**Directions for this task**
Update the rows in the stretch from the start of the rows through the row containing "Operating Cashflow: [341, 180, 350, 185]" by replacing "Free Cashflow" with "Net Cashflow", leaving everything else unchanged, and return only those rows.

****

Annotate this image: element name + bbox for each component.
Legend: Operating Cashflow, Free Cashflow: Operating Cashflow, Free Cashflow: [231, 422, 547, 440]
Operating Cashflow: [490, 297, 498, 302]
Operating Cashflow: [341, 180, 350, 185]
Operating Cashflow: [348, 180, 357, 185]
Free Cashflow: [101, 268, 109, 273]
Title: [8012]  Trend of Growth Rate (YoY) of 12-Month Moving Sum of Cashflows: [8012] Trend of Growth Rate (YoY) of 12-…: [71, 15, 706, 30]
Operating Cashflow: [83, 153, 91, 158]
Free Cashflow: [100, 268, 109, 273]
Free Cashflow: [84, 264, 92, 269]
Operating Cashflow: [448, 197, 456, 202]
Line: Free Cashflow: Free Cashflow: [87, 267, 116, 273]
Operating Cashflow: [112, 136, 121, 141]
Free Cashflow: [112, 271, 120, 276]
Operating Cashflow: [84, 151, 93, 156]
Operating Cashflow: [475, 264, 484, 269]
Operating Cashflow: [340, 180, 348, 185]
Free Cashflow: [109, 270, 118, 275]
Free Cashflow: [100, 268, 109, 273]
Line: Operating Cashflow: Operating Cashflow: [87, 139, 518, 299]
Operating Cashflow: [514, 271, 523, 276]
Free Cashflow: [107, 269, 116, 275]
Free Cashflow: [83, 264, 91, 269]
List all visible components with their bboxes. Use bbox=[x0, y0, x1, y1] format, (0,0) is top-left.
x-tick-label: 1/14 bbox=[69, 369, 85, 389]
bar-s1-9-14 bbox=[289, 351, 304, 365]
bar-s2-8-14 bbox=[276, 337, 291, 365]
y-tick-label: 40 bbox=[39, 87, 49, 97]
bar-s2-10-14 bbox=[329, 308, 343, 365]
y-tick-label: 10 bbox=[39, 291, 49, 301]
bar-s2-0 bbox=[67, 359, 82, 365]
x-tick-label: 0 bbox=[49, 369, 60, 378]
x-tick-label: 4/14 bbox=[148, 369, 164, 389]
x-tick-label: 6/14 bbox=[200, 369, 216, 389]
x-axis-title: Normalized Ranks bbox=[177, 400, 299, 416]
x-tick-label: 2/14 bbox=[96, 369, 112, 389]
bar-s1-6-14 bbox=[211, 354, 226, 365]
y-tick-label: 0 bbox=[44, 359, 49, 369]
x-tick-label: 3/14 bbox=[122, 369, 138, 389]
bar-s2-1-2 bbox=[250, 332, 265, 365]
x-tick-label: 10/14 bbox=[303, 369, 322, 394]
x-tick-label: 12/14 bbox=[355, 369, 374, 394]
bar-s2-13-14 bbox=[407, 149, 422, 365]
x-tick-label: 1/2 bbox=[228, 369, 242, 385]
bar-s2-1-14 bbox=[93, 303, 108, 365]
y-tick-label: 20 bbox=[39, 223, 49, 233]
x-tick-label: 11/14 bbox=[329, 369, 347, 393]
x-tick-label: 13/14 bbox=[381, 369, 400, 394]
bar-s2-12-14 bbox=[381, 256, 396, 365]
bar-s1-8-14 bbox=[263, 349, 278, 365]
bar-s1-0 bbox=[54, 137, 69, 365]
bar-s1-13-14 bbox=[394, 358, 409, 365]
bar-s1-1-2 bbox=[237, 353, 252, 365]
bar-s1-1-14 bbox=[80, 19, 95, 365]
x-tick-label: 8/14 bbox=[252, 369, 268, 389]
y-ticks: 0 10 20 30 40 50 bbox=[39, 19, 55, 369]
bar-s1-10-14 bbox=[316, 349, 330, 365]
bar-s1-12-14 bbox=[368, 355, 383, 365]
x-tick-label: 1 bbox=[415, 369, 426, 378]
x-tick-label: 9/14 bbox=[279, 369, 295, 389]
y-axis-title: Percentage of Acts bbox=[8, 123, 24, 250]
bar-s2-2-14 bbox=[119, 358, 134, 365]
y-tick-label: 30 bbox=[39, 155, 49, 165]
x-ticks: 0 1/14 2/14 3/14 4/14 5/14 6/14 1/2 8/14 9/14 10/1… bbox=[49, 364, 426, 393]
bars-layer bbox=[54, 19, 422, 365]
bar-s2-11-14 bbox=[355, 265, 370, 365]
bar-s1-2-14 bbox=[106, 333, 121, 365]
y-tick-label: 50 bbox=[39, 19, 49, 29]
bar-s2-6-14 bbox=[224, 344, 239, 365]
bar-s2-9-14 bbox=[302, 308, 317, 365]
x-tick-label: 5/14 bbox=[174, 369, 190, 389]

****

**Solution to the exercise**
Annotate this image: element name + bbox for each component.
Legend: Operating Cashflow, Net Cashflow: Operating Cashflow, Net Cashflow: [231, 422, 547, 440]
Operating Cashflow: [490, 297, 498, 302]
Operating Cashflow: [341, 180, 350, 185]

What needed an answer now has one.